Short task | Pull each line holding the word "symbol" from the data.

Figure content listings:
* start *

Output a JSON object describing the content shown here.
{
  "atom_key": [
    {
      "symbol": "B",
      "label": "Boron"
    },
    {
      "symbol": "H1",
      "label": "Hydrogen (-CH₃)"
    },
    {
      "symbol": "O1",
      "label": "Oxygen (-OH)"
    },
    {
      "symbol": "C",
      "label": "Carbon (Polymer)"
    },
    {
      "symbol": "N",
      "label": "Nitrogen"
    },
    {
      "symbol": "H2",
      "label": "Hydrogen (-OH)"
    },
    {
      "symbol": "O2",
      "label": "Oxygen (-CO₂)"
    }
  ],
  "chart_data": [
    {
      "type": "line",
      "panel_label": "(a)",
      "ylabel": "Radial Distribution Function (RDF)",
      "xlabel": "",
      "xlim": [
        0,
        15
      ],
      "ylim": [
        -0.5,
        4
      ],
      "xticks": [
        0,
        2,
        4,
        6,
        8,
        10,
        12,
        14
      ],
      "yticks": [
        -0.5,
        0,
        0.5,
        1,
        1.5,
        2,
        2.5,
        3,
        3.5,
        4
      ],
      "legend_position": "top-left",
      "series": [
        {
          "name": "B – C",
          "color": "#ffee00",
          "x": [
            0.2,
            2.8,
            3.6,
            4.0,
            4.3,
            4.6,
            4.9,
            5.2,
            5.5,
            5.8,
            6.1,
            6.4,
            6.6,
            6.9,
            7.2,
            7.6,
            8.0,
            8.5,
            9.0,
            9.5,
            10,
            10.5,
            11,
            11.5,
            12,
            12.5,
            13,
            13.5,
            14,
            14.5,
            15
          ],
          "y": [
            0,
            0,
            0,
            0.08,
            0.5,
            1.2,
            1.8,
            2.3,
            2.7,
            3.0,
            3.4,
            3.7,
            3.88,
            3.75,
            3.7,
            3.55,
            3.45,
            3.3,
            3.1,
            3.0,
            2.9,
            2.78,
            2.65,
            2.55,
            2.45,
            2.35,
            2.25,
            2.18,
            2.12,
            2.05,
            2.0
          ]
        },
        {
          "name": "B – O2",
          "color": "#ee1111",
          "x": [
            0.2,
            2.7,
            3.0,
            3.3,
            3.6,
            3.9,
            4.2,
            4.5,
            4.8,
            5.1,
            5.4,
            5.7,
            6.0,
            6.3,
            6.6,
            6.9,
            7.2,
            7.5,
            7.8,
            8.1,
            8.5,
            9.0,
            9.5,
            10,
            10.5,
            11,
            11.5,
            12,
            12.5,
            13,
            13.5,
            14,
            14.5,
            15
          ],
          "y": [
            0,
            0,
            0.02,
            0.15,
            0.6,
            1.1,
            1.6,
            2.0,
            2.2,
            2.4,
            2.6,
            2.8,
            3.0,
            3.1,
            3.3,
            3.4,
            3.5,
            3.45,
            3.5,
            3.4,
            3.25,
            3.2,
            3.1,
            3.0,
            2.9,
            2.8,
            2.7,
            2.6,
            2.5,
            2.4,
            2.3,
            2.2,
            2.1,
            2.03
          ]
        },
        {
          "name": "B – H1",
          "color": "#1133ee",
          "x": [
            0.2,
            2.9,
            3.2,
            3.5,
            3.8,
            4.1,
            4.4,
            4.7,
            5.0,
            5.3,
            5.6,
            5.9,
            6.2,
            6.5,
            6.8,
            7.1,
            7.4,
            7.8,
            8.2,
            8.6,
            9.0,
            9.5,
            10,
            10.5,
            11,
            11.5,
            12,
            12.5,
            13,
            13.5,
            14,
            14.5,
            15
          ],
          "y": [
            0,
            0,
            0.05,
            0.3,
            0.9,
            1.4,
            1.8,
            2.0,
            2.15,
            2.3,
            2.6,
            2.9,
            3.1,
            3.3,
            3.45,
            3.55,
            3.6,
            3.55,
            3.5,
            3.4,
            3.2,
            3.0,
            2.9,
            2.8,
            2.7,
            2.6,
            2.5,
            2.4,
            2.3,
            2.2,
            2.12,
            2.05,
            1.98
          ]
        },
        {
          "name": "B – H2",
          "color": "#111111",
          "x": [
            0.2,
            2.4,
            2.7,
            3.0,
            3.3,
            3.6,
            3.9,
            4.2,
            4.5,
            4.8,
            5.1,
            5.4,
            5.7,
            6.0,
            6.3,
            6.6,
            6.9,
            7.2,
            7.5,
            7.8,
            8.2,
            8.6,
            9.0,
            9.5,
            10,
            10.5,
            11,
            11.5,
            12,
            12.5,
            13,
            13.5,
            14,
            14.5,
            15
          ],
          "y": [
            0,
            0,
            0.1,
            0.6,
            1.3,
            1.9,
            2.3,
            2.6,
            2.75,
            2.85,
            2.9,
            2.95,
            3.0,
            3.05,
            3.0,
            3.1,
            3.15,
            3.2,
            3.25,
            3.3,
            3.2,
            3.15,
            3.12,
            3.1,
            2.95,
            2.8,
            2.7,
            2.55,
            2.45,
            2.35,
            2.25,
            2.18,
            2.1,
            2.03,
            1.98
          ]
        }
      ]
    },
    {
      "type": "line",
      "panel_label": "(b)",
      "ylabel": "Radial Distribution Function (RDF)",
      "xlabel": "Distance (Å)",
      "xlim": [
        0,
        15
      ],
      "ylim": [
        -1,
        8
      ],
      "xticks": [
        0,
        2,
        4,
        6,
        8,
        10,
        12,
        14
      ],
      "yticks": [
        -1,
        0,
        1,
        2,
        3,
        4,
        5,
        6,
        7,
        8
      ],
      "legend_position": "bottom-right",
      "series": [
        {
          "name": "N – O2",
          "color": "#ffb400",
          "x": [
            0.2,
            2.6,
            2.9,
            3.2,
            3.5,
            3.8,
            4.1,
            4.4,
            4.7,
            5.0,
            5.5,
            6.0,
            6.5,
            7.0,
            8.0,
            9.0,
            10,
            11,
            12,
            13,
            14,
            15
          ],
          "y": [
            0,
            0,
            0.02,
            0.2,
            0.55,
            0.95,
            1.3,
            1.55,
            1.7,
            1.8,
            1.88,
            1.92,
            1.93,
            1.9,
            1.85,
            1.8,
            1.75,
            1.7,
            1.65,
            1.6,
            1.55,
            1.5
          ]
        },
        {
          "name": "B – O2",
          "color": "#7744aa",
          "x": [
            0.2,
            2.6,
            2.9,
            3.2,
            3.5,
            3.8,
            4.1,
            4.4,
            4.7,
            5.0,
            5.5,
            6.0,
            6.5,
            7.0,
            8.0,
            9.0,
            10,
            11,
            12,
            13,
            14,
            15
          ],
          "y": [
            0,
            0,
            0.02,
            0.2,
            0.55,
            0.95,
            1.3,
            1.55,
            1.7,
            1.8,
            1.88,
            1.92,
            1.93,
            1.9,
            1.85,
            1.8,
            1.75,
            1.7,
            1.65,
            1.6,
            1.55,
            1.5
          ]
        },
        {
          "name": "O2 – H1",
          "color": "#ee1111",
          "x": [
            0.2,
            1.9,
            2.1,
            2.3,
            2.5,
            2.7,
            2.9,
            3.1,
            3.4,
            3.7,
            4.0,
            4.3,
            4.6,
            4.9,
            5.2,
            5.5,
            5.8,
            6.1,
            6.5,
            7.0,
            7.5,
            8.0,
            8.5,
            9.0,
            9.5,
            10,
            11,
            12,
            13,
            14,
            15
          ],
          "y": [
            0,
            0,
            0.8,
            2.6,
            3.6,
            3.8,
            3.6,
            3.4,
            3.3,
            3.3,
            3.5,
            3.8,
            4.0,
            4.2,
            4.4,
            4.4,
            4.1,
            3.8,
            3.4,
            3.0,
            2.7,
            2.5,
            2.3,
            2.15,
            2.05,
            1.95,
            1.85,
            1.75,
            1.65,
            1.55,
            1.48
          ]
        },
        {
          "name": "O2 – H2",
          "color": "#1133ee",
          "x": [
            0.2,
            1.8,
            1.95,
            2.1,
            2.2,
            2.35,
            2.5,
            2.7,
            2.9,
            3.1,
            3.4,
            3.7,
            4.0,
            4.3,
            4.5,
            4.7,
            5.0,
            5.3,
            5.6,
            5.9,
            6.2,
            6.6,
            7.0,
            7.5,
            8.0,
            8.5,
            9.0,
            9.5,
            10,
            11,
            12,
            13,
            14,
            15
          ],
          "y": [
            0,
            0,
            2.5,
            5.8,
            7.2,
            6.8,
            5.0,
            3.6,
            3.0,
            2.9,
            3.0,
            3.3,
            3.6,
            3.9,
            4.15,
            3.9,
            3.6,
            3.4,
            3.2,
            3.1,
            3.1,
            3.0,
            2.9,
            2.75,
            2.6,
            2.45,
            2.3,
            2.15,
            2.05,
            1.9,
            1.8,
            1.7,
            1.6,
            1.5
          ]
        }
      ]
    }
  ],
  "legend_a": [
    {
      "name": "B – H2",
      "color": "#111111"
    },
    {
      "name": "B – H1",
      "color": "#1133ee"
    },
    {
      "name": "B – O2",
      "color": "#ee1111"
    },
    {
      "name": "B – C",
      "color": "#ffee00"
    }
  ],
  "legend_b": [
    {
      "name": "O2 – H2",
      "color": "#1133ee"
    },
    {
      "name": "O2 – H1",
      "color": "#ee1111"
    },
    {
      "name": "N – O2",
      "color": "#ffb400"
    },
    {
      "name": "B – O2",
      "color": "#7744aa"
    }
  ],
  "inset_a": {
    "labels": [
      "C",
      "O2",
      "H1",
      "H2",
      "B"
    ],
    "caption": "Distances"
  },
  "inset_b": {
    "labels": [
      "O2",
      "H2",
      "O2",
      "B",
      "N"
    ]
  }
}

* end *

Full output |
      "symbol": "B",
      "symbol": "H1",
      "symbol": "O1",
      "symbol": "C",
      "symbol": "N",
      "symbol": "H2",
      "symbol": "O2",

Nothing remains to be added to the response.